> [Task input]:
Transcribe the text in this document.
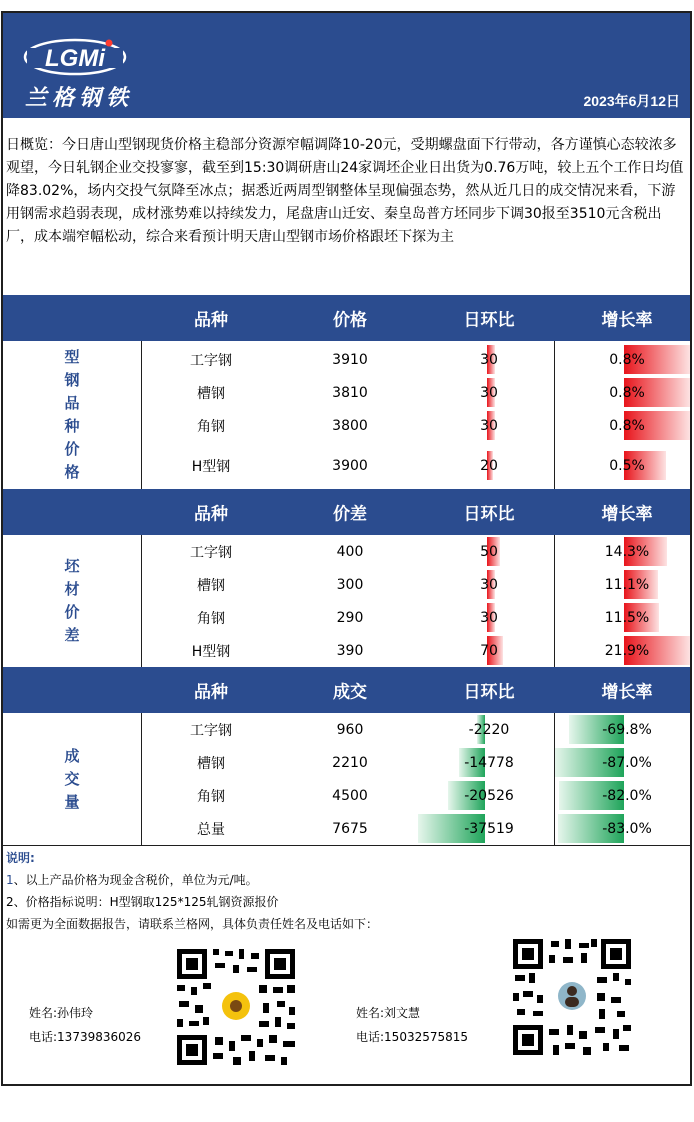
LGMi
兰格钢铁	2023年6月12日
日概览：今日唐山型钢现货价格主稳部分资源窄幅调降10-20元，受期螺盘面下行带动，各方谨慎心态较浓多观望，今日轧钢企业交投寥寥，截至到15:30调研唐山24家调坯企业日出货为0.76万吨，较上五个工作日均值降83.02%，场内交投气氛降至冰点；据悉近两周型钢整体呈现偏强态势，然从近几日的成交情况来看，下游用钢需求趋弱表现，成材涨势难以持续发力，尾盘唐山迁安、秦皇岛普方坯同步下调30报至3510元含税出厂，成本端窄幅松动，综合来看预计明天唐山型钢市场价格跟坯下探为主
品种	价格	日环比	增长率
型
钢
品
种
价
格
工字钢	3910	30	0.8%
槽钢	3810	30	0.8%
角钢	3800	30	0.8%
H型钢	3900	20	0.5%
品种	价差	日环比	增长率
坯
材
价
差
工字钢	400	50	14.3%
槽钢	300	30	11.1%
角钢	290	30	11.5%
H型钢	390	70	21.9%
品种	成交	日环比	增长率
成
交
量
工字钢	960	-2220	-69.8%
槽钢	2210	-14778	-87.0%
角钢	4500	-20526	-82.0%
总量	7675	-37519	-83.0%
说明:
1、以上产品价格为现金含税价，单位为元/吨。
2、价格指标说明：H型钢取125*125轧钢资源报价
如需更为全面数据报告，请联系兰格网，具体负责任姓名及电话如下：
姓名:孙伟玲
电话:13739836026
姓名:刘文慧
电话:15032575815
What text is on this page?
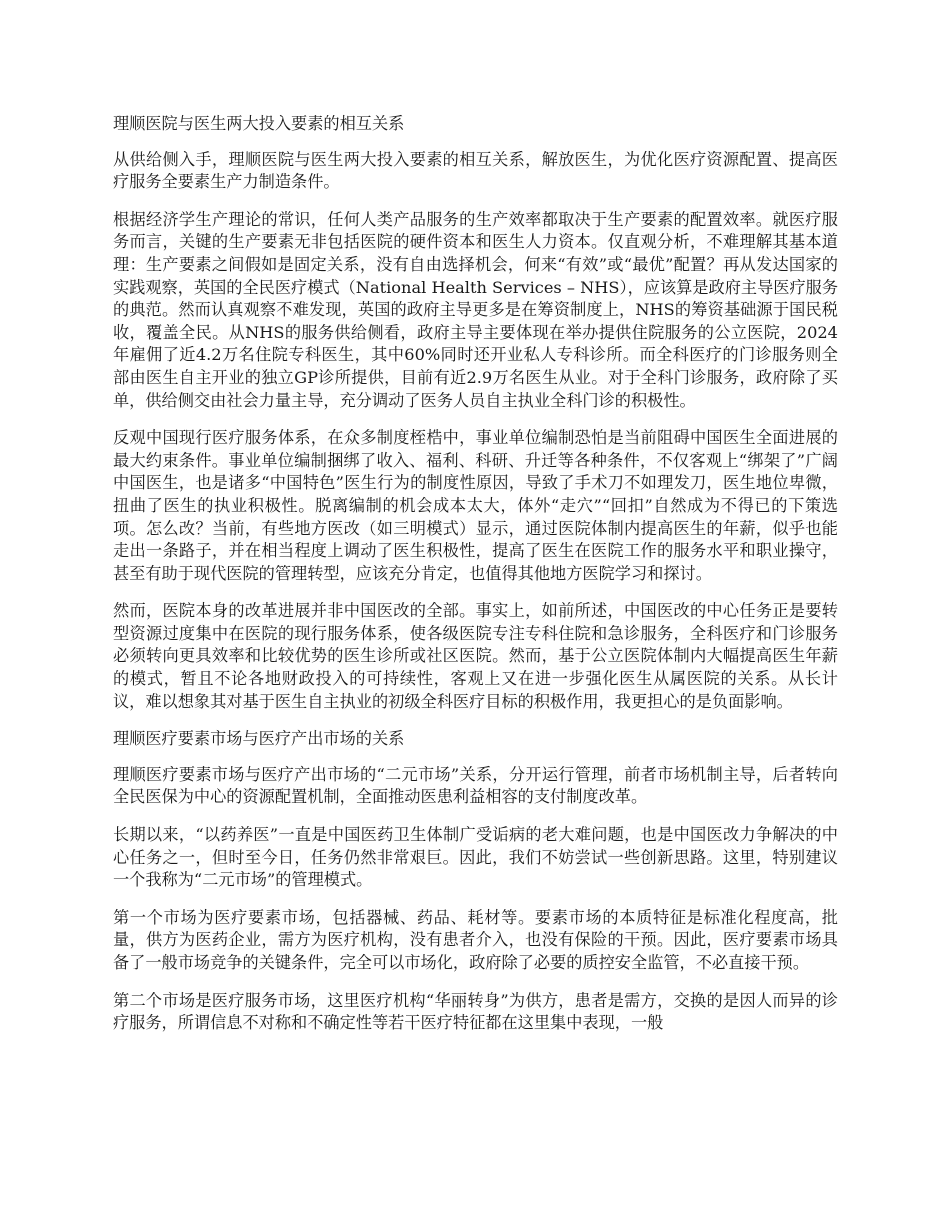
理顺医院与医生两大投入要素的相互关系

从供给侧入手，理顺医院与医生两大投入要素的相互关系，解放医生，为优化医疗资源配置、提高医疗服务全要素生产力制造条件。

根据经济学生产理论的常识，任何人类产品服务的生产效率都取决于生产要素的配置效率。就医疗服务而言，关键的生产要素无非包括医院的硬件资本和医生人力资本。仅直观分析，不难理解其基本道理：生产要素之间假如是固定关系，没有自由选择机会，何来“有效”或“最优”配置？再从发达国家的实践观察，英国的全民医疗模式（National Health Services – NHS），应该算是政府主导医疗服务的典范。然而认真观察不难发现，英国的政府主导更多是在筹资制度上，NHS的筹资基础源于国民税收，覆盖全民。从NHS的服务供给侧看，政府主导主要体现在举办提供住院服务的公立医院，2024年雇佣了近4.2万名住院专科医生，其中60%同时还开业私人专科诊所。而全科医疗的门诊服务则全部由医生自主开业的独立GP诊所提供，目前有近2.9万名医生从业。对于全科门诊服务，政府除了买单，供给侧交由社会力量主导，充分调动了医务人员自主执业全科门诊的积极性。

反观中国现行医疗服务体系，在众多制度桎梏中，事业单位编制恐怕是当前阻碍中国医生全面进展的最大约束条件。事业单位编制捆绑了收入、福利、科研、升迁等各种条件，不仅客观上“绑架了”广阔中国医生，也是诸多“中国特色”医生行为的制度性原因，导致了手术刀不如理发刀，医生地位卑微，扭曲了医生的执业积极性。脱离编制的机会成本太大，体外“走穴”“回扣”自然成为不得已的下策选项。怎么改？当前，有些地方医改（如三明模式）显示，通过医院体制内提高医生的年薪，似乎也能走出一条路子，并在相当程度上调动了医生积极性，提高了医生在医院工作的服务水平和职业操守，甚至有助于现代医院的管理转型，应该充分肯定，也值得其他地方医院学习和探讨。

然而，医院本身的改革进展并非中国医改的全部。事实上，如前所述，中国医改的中心任务正是要转型资源过度集中在医院的现行服务体系，使各级医院专注专科住院和急诊服务，全科医疗和门诊服务必须转向更具效率和比较优势的医生诊所或社区医院。然而，基于公立医院体制内大幅提高医生年薪的模式，暂且不论各地财政投入的可持续性，客观上又在进一步强化医生从属医院的关系。从长计议，难以想象其对基于医生自主执业的初级全科医疗目标的积极作用，我更担心的是负面影响。

理顺医疗要素市场与医疗产出市场的关系

理顺医疗要素市场与医疗产出市场的“二元市场”关系，分开运行管理，前者市场机制主导，后者转向全民医保为中心的资源配置机制，全面推动医患利益相容的支付制度改革。

长期以来，“以药养医”一直是中国医药卫生体制广受诟病的老大难问题，也是中国医改力争解决的中心任务之一，但时至今日，任务仍然非常艰巨。因此，我们不妨尝试一些创新思路。这里，特别建议一个我称为“二元市场”的管理模式。

第一个市场为医疗要素市场，包括器械、药品、耗材等。要素市场的本质特征是标准化程度高，批量，供方为医药企业，需方为医疗机构，没有患者介入，也没有保险的干预。因此，医疗要素市场具备了一般市场竞争的关键条件，完全可以市场化，政府除了必要的质控安全监管，不必直接干预。

第二个市场是医疗服务市场，这里医疗机构“华丽转身”为供方，患者是需方，交换的是因人而异的诊疗服务，所谓信息不对称和不确定性等若干医疗特征都在这里集中表现，一般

> [What the task requires]: Locate all lines in the listing above with the word "理顺医院与医生两大投入要素的相互关系". Copy them.

> [Task output]:
理顺医院与医生两大投入要素的相互关系
从供给侧入手，理顺医院与医生两大投入要素的相互关系，解放医生，为优化医疗资源配置、提高医疗服务全要素生产力制造条件。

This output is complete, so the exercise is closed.